The exercise →
How many lines in these records hold the string "February"? Reply with the number alone.

Data for this exercise →
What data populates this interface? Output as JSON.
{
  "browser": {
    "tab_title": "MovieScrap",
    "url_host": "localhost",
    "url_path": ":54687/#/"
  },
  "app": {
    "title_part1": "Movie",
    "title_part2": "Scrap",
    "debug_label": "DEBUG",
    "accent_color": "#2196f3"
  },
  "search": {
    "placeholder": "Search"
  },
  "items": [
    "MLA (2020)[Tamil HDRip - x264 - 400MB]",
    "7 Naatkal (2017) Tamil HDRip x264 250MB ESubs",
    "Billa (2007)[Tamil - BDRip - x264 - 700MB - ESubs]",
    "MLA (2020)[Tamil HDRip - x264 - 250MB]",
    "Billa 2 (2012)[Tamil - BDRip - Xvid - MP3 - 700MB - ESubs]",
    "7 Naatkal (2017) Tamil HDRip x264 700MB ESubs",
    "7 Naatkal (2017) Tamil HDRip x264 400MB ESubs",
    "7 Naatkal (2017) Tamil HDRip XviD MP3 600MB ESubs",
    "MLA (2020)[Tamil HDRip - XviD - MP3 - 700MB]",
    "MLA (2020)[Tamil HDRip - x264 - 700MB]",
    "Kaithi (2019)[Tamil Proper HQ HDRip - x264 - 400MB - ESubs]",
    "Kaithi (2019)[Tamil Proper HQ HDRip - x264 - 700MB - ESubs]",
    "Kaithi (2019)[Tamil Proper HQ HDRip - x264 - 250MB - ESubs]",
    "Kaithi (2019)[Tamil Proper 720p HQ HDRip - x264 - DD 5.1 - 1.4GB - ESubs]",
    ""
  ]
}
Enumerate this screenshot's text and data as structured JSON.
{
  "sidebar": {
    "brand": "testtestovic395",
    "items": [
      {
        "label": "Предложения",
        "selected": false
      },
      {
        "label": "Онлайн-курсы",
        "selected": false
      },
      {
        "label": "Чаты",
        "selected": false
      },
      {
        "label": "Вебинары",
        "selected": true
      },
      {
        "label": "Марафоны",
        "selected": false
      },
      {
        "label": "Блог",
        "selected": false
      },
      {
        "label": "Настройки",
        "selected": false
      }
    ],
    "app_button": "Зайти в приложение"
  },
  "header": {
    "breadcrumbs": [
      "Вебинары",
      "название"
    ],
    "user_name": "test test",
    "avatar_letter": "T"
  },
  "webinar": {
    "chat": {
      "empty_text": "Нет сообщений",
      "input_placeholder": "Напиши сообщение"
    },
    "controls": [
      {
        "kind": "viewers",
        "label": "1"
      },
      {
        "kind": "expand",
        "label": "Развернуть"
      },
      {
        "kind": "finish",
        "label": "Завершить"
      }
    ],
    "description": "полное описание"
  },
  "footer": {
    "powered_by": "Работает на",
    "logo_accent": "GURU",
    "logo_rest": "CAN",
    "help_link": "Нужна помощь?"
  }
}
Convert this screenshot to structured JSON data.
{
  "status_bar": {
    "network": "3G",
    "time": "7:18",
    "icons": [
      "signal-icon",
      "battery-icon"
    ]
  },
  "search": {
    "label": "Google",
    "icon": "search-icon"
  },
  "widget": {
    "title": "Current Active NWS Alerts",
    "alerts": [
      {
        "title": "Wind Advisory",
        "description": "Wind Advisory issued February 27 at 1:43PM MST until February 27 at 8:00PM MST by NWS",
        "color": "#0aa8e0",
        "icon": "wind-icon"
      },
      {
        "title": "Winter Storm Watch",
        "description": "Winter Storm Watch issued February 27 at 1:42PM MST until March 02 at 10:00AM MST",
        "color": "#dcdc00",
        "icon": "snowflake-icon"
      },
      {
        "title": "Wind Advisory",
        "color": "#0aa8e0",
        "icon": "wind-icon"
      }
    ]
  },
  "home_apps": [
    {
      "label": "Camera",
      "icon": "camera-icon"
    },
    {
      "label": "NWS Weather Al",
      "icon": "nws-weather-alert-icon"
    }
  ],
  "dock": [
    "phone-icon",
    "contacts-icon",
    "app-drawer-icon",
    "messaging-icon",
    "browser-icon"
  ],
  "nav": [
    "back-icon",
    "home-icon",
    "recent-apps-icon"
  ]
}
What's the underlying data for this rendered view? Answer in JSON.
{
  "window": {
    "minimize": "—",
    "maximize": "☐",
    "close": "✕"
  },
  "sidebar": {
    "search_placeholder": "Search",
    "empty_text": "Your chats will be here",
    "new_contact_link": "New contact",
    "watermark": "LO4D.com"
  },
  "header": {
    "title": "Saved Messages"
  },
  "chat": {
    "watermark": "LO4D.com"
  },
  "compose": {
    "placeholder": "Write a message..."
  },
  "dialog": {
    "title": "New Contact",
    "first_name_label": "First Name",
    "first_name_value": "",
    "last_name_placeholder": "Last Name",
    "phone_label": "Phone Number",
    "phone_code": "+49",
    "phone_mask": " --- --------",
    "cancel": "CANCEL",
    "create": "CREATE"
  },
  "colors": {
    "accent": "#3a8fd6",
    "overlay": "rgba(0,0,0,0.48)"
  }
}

Reply to the task →
2